┌──
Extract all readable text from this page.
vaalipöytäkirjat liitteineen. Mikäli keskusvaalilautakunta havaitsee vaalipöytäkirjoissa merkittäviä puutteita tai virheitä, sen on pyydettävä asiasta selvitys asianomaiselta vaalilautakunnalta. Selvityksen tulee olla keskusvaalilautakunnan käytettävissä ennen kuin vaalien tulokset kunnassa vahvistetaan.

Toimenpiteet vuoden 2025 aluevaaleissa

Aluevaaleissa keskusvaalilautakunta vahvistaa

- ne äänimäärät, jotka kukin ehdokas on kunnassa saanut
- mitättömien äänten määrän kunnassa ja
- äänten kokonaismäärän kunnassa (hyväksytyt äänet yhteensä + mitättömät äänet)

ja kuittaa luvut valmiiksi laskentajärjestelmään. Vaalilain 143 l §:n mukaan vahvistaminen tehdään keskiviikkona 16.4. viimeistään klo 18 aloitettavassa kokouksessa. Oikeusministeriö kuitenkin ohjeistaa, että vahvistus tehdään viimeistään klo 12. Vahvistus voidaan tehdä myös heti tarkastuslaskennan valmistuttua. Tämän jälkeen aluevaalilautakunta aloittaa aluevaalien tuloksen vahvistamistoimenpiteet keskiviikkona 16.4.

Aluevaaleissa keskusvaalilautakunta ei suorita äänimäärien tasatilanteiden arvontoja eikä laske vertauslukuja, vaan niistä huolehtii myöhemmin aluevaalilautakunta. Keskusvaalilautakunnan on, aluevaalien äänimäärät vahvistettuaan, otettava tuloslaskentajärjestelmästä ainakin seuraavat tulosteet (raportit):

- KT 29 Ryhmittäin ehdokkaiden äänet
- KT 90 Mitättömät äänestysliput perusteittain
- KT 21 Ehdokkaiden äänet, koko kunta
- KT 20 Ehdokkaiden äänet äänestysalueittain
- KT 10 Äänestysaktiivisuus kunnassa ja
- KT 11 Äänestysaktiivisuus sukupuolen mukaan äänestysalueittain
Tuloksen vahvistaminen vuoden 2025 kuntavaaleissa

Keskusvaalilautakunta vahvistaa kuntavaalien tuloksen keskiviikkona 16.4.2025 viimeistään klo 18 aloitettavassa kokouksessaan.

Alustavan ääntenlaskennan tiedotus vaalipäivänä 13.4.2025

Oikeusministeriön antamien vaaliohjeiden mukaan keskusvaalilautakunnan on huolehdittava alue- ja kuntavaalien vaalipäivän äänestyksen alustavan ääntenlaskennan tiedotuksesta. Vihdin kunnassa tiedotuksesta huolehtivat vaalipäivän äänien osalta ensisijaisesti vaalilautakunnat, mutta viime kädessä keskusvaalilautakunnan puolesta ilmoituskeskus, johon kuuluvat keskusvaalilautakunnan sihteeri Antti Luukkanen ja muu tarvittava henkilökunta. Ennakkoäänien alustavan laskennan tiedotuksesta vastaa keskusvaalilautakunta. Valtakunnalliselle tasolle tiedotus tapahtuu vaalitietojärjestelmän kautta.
└──
┌──
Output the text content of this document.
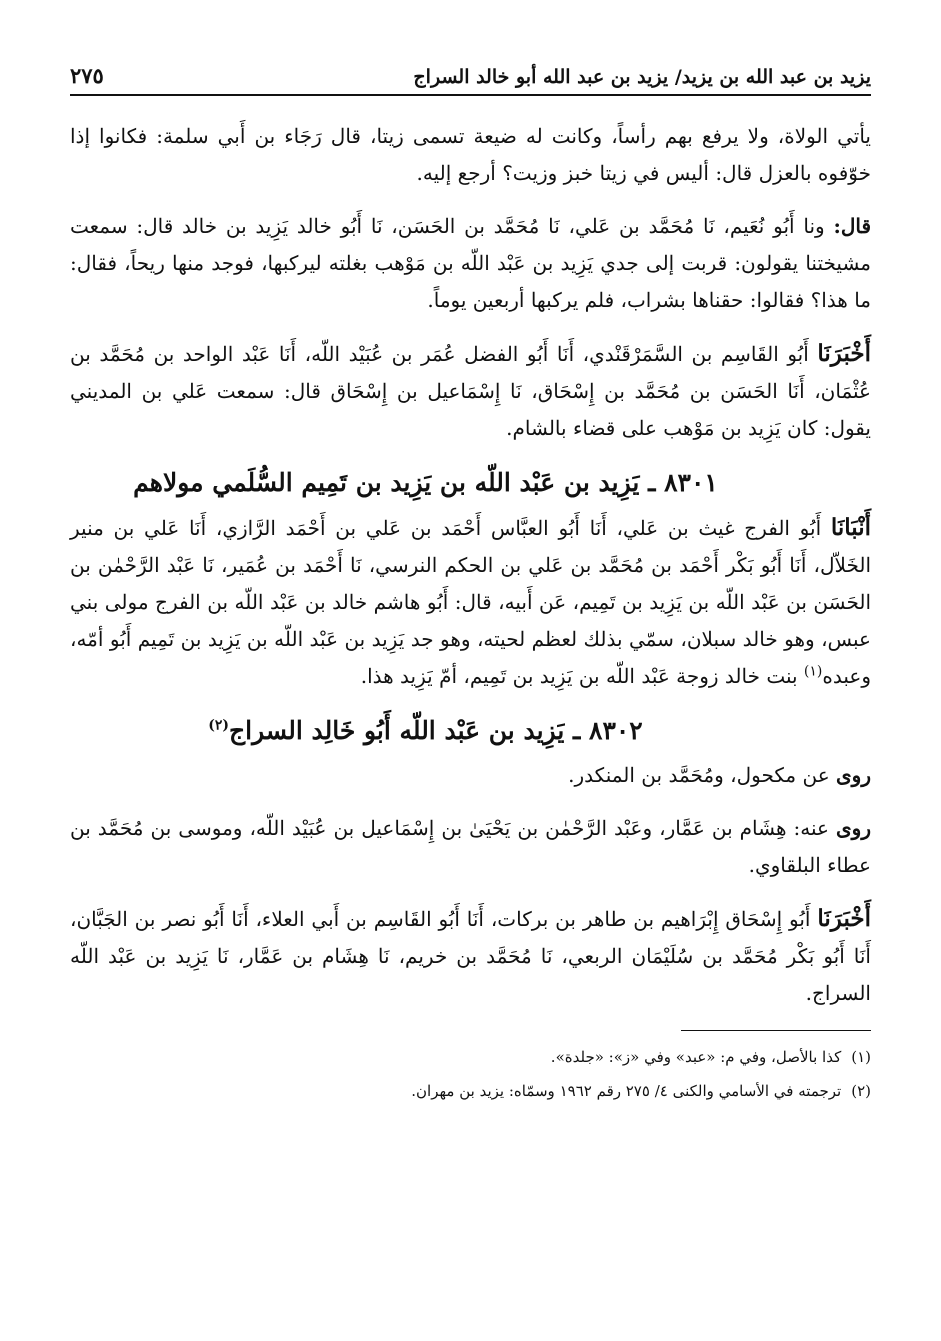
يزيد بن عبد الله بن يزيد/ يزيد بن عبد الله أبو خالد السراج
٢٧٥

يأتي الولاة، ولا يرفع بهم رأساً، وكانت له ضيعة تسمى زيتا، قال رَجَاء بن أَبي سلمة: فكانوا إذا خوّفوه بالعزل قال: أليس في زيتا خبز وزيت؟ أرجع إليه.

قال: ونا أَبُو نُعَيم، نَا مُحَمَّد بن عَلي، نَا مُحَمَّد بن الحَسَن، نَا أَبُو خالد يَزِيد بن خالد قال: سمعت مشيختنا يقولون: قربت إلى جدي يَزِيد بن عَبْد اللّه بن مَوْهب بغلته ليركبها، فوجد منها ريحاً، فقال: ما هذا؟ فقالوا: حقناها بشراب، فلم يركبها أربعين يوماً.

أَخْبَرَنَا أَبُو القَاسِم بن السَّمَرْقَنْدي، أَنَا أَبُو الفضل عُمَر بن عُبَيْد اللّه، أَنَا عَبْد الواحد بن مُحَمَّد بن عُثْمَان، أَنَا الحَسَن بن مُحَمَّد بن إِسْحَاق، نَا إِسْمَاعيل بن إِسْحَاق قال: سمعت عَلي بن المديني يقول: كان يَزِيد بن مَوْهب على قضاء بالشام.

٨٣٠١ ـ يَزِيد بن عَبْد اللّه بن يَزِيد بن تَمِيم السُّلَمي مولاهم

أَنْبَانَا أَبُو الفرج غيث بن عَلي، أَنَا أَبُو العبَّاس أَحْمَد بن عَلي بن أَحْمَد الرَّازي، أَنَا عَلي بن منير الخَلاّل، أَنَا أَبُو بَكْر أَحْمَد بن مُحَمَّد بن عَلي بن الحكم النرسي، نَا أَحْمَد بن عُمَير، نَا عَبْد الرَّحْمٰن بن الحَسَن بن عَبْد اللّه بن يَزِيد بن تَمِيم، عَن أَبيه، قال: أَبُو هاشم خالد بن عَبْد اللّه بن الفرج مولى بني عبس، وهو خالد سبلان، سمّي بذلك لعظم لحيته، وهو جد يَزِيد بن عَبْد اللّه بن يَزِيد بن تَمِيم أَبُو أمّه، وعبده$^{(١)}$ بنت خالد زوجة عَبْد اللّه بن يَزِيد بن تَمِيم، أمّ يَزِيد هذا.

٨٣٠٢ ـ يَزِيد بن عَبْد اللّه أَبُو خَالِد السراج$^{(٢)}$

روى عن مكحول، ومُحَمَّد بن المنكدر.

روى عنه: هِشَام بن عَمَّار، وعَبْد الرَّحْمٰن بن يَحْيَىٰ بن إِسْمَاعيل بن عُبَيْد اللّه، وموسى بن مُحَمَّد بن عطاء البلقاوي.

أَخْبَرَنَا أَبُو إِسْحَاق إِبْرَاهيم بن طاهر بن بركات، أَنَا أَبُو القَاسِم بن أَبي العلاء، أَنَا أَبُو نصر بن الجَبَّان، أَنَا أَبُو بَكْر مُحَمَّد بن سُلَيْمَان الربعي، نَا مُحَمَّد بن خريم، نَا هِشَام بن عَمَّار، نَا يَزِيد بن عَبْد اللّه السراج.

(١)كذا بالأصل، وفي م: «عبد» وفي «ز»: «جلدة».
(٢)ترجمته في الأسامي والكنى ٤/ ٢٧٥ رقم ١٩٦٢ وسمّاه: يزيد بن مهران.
└──
> **THE REQUEST**
Copy every line of the listing where the word "äänestysalueittain" appears.

> **CORRECT OUTPUT**
- KT 20 Ehdokkaiden äänet äänestysalueittain
- KT 11 Äänestysaktiivisuus sukupuolen mukaan äänestysalueittain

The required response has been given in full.